PROBLEM STATEMENT :: Repeat the lines from the start of the entries through the line containing "expand-icon[interactable] <box>702 1350", including both ends.

(Layout records)

= = = = =

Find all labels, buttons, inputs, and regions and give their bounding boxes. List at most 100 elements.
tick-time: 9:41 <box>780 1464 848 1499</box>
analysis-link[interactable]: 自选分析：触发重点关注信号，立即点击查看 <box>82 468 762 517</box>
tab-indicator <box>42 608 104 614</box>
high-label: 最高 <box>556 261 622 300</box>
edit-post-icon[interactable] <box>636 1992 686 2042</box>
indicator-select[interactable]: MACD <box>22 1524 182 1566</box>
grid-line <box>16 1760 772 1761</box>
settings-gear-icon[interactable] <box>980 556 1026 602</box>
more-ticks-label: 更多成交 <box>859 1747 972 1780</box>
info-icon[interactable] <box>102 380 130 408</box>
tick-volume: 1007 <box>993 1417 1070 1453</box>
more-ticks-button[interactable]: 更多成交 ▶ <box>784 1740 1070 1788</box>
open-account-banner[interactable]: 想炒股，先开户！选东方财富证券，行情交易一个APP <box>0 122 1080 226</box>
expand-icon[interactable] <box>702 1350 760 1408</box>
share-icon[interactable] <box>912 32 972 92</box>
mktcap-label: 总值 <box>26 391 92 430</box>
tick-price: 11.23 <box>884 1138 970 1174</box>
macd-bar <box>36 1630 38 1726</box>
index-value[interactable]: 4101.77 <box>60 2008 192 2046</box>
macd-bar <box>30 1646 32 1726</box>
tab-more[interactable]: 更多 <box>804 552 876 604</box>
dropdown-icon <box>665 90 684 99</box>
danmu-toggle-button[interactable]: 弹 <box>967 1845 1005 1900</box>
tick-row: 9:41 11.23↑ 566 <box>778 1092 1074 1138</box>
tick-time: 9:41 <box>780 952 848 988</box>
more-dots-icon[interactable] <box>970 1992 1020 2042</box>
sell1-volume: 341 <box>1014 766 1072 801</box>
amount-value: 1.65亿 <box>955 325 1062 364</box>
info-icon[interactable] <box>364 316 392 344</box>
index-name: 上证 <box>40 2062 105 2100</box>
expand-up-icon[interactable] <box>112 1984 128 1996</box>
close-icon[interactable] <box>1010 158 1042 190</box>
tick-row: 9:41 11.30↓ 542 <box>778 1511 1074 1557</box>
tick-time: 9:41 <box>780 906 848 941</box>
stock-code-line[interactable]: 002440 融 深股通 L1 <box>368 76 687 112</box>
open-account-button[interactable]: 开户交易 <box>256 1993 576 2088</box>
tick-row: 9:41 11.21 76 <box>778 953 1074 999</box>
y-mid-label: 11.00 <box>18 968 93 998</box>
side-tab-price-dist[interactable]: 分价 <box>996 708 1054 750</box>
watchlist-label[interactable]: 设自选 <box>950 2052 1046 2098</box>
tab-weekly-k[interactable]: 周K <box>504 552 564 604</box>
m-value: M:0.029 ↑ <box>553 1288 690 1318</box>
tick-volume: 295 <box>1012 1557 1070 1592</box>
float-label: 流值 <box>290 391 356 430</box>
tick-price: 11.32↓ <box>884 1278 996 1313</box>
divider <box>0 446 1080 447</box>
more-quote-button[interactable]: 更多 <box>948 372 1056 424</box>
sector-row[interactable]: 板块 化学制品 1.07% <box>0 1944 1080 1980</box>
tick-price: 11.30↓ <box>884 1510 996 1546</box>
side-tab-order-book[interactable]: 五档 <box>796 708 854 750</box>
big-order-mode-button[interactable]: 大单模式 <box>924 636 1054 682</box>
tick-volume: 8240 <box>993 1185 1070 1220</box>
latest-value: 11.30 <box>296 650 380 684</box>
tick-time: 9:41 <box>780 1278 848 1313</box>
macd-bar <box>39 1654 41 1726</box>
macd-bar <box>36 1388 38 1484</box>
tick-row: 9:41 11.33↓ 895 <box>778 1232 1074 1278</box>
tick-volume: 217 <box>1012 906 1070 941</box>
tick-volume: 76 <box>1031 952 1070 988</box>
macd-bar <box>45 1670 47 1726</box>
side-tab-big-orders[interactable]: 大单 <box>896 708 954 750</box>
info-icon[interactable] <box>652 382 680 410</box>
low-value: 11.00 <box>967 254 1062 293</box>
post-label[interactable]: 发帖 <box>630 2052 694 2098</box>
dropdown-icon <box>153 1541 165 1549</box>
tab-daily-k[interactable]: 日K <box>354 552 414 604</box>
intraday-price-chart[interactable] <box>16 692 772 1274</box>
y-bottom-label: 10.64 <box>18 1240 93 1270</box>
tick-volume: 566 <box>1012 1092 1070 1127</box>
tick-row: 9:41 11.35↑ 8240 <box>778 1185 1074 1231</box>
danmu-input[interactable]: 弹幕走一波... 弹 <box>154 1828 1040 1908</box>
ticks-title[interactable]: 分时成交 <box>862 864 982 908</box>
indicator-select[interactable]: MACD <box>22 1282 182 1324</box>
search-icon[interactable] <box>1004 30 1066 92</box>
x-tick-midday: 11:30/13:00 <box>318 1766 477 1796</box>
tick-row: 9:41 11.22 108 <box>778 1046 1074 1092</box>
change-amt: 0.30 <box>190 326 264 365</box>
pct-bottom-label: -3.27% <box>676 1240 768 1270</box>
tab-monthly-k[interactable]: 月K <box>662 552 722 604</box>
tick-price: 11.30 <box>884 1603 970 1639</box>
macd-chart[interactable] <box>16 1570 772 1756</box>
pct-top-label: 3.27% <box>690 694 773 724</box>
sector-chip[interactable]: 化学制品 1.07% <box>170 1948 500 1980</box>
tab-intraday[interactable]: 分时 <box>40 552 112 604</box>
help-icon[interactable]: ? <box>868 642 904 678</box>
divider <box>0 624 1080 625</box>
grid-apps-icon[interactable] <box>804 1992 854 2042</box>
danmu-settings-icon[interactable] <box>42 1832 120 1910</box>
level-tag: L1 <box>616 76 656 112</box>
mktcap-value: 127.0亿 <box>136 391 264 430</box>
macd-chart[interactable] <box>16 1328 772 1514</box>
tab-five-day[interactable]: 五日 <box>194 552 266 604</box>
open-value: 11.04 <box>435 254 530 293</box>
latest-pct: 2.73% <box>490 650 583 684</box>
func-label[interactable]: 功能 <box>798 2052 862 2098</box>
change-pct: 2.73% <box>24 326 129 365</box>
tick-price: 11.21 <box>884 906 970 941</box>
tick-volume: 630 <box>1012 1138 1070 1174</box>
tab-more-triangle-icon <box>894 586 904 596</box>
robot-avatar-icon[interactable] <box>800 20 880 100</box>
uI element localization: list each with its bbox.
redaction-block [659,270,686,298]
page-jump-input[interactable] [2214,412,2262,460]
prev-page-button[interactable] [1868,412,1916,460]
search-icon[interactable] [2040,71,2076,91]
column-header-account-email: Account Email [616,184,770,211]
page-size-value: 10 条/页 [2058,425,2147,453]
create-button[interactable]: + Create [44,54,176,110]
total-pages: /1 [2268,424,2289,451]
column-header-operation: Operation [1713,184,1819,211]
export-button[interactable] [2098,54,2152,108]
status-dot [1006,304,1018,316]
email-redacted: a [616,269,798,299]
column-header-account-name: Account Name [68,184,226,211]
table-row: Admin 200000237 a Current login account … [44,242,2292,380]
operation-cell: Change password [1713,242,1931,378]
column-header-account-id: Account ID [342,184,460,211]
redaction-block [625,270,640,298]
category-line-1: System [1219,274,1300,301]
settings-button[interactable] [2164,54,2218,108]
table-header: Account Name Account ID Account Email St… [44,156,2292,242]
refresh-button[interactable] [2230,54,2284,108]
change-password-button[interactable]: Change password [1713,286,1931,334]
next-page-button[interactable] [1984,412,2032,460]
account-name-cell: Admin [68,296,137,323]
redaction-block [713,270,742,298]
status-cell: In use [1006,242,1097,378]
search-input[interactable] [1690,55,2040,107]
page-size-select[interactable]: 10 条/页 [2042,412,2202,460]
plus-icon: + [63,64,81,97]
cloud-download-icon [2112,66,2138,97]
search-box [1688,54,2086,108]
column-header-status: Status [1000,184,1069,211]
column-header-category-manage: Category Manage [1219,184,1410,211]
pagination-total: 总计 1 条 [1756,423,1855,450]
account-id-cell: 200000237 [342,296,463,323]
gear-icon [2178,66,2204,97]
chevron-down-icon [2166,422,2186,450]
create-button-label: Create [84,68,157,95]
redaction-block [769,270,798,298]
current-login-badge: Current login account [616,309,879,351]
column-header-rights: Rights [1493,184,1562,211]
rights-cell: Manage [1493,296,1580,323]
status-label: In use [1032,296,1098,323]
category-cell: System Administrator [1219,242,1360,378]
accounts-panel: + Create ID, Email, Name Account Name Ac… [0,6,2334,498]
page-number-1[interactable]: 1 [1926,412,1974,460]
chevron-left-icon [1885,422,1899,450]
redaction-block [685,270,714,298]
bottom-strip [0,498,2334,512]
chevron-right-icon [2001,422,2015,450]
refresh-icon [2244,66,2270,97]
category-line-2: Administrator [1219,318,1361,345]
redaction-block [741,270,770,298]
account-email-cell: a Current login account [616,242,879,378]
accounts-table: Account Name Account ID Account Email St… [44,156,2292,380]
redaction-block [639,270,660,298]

= = = = =

RESPONSE TO THIS EXERCISE ::
Find all labels, buttons, inputs, and regions and give their bounding boxes. List at most 100 elements.
tick-time: 9:41 <box>780 1464 848 1499</box>
analysis-link[interactable]: 自选分析：触发重点关注信号，立即点击查看 <box>82 468 762 517</box>
tab-indicator <box>42 608 104 614</box>
high-label: 最高 <box>556 261 622 300</box>
edit-post-icon[interactable] <box>636 1992 686 2042</box>
indicator-select[interactable]: MACD <box>22 1524 182 1566</box>
grid-line <box>16 1760 772 1761</box>
settings-gear-icon[interactable] <box>980 556 1026 602</box>
more-ticks-label: 更多成交 <box>859 1747 972 1780</box>
info-icon[interactable] <box>102 380 130 408</box>
tick-volume: 1007 <box>993 1417 1070 1453</box>
more-ticks-button[interactable]: 更多成交 ▶ <box>784 1740 1070 1788</box>
open-account-banner[interactable]: 想炒股，先开户！选东方财富证券，行情交易一个APP <box>0 122 1080 226</box>
expand-icon[interactable] <box>702 1350 760 1408</box>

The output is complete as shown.